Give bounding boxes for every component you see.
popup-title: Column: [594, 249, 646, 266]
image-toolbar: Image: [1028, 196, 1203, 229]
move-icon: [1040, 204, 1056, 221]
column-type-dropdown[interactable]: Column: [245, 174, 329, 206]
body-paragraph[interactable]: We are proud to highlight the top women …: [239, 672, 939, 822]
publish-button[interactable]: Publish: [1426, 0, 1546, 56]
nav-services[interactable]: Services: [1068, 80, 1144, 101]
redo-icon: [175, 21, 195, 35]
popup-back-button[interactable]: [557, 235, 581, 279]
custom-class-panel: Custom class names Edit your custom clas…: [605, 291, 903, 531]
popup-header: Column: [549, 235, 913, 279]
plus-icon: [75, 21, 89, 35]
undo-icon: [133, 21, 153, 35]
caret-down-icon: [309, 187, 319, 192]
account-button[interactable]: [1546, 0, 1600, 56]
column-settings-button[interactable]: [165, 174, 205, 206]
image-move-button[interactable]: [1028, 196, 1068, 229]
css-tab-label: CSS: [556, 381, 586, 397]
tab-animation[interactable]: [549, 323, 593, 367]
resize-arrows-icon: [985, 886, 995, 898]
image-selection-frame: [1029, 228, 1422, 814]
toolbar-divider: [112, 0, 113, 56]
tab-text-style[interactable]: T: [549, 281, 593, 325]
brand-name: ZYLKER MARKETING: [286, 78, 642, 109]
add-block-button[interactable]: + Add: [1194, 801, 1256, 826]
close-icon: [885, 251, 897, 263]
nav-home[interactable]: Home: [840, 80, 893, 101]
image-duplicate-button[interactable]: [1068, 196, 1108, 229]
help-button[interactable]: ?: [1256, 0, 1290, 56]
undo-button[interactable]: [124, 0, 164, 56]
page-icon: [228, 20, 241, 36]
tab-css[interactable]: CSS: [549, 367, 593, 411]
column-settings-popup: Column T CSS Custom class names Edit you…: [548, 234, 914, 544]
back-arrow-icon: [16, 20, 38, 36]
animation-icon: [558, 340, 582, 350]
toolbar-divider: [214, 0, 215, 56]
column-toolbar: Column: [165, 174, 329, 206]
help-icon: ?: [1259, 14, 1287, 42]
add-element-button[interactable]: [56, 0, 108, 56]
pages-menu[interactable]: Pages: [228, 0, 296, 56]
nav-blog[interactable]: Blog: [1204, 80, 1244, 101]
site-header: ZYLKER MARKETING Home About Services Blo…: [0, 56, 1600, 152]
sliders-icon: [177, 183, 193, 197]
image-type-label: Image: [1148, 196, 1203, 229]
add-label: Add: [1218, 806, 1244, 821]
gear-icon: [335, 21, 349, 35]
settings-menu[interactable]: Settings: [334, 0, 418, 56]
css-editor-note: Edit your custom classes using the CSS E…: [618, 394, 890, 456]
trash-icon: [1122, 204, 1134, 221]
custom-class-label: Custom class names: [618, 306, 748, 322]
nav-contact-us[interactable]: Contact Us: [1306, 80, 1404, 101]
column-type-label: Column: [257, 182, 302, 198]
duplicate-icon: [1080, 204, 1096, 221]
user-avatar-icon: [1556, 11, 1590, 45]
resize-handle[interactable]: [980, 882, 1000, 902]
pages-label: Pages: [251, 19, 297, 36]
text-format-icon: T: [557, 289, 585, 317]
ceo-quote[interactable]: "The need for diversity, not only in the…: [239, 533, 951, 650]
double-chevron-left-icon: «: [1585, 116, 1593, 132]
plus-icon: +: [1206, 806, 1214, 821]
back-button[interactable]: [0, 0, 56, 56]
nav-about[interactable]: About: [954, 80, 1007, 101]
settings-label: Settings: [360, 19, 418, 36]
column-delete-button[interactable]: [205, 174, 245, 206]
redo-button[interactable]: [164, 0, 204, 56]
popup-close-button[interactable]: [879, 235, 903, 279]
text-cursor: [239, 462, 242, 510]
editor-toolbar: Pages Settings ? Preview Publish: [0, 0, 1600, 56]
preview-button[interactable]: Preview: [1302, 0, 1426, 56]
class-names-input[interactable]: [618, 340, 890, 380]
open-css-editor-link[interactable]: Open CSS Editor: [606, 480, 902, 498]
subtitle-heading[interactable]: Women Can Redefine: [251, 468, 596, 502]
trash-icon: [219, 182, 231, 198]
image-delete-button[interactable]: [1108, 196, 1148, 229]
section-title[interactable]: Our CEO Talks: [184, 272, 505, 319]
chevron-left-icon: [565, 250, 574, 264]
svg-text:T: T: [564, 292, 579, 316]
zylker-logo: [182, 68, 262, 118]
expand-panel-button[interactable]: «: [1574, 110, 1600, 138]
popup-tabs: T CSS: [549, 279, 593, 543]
-=-=-
_Direction_. Please substitute "BLUE HARBOR MEDIA" for "ZYLKER MARKETING" everywhere it occurs in the lines above, and write out all the lines again with nothing else changed.

_The result_.
Give bounding boxes for every component you see.
popup-title: Column: [594, 249, 646, 266]
image-toolbar: Image: [1028, 196, 1203, 229]
move-icon: [1040, 204, 1056, 221]
column-type-dropdown[interactable]: Column: [245, 174, 329, 206]
body-paragraph[interactable]: We are proud to highlight the top women …: [239, 672, 939, 822]
publish-button[interactable]: Publish: [1426, 0, 1546, 56]
nav-services[interactable]: Services: [1068, 80, 1144, 101]
redo-icon: [175, 21, 195, 35]
popup-back-button[interactable]: [557, 235, 581, 279]
custom-class-panel: Custom class names Edit your custom clas…: [605, 291, 903, 531]
popup-header: Column: [549, 235, 913, 279]
plus-icon: [75, 21, 89, 35]
undo-icon: [133, 21, 153, 35]
caret-down-icon: [309, 187, 319, 192]
account-button[interactable]: [1546, 0, 1600, 56]
column-settings-button[interactable]: [165, 174, 205, 206]
image-move-button[interactable]: [1028, 196, 1068, 229]
css-tab-label: CSS: [556, 381, 586, 397]
tab-animation[interactable]: [549, 323, 593, 367]
resize-arrows-icon: [985, 886, 995, 898]
image-selection-frame: [1029, 228, 1422, 814]
toolbar-divider: [112, 0, 113, 56]
tab-text-style[interactable]: T: [549, 281, 593, 325]
brand-name: BLUE HARBOR MEDIA: [286, 78, 642, 109]
add-block-button[interactable]: + Add: [1194, 801, 1256, 826]
close-icon: [885, 251, 897, 263]
nav-home[interactable]: Home: [840, 80, 893, 101]
image-duplicate-button[interactable]: [1068, 196, 1108, 229]
help-button[interactable]: ?: [1256, 0, 1290, 56]
undo-button[interactable]: [124, 0, 164, 56]
page-icon: [228, 20, 241, 36]
tab-css[interactable]: CSS: [549, 367, 593, 411]
column-settings-popup: Column T CSS Custom class names Edit you…: [548, 234, 914, 544]
back-arrow-icon: [16, 20, 38, 36]
animation-icon: [558, 340, 582, 350]
toolbar-divider: [214, 0, 215, 56]
column-toolbar: Column: [165, 174, 329, 206]
help-icon: ?: [1259, 14, 1287, 42]
add-element-button[interactable]: [56, 0, 108, 56]
pages-menu[interactable]: Pages: [228, 0, 296, 56]
nav-blog[interactable]: Blog: [1204, 80, 1244, 101]
site-header: BLUE HARBOR MEDIA Home About Services Blo…: [0, 56, 1600, 152]
sliders-icon: [177, 183, 193, 197]
image-type-label: Image: [1148, 196, 1203, 229]
add-label: Add: [1218, 806, 1244, 821]
gear-icon: [335, 21, 349, 35]
settings-menu[interactable]: Settings: [334, 0, 418, 56]
css-editor-note: Edit your custom classes using the CSS E…: [618, 394, 890, 456]
trash-icon: [1122, 204, 1134, 221]
custom-class-label: Custom class names: [618, 306, 748, 322]
nav-contact-us[interactable]: Contact Us: [1306, 80, 1404, 101]
column-type-label: Column: [257, 182, 302, 198]
duplicate-icon: [1080, 204, 1096, 221]
user-avatar-icon: [1556, 11, 1590, 45]
resize-handle[interactable]: [980, 882, 1000, 902]
pages-label: Pages: [251, 19, 297, 36]
text-format-icon: T: [557, 289, 585, 317]
ceo-quote[interactable]: "The need for diversity, not only in the…: [239, 533, 951, 650]
double-chevron-left-icon: «: [1585, 116, 1593, 132]
plus-icon: +: [1206, 806, 1214, 821]
back-button[interactable]: [0, 0, 56, 56]
nav-about[interactable]: About: [954, 80, 1007, 101]
settings-label: Settings: [360, 19, 418, 36]
column-delete-button[interactable]: [205, 174, 245, 206]
redo-button[interactable]: [164, 0, 204, 56]
popup-close-button[interactable]: [879, 235, 903, 279]
text-cursor: [239, 462, 242, 510]
editor-toolbar: Pages Settings ? Preview Publish: [0, 0, 1600, 56]
preview-button[interactable]: Preview: [1302, 0, 1426, 56]
class-names-input[interactable]: [618, 340, 890, 380]
open-css-editor-link[interactable]: Open CSS Editor: [606, 480, 902, 498]
subtitle-heading[interactable]: Women Can Redefine: [251, 468, 596, 502]
trash-icon: [219, 182, 231, 198]
image-delete-button[interactable]: [1108, 196, 1148, 229]
section-title[interactable]: Our CEO Talks: [184, 272, 505, 319]
chevron-left-icon: [565, 250, 574, 264]
svg-text:T: T: [564, 292, 579, 316]
zylker-logo: [182, 68, 262, 118]
expand-panel-button[interactable]: «: [1574, 110, 1600, 138]
popup-tabs: T CSS: [549, 279, 593, 543]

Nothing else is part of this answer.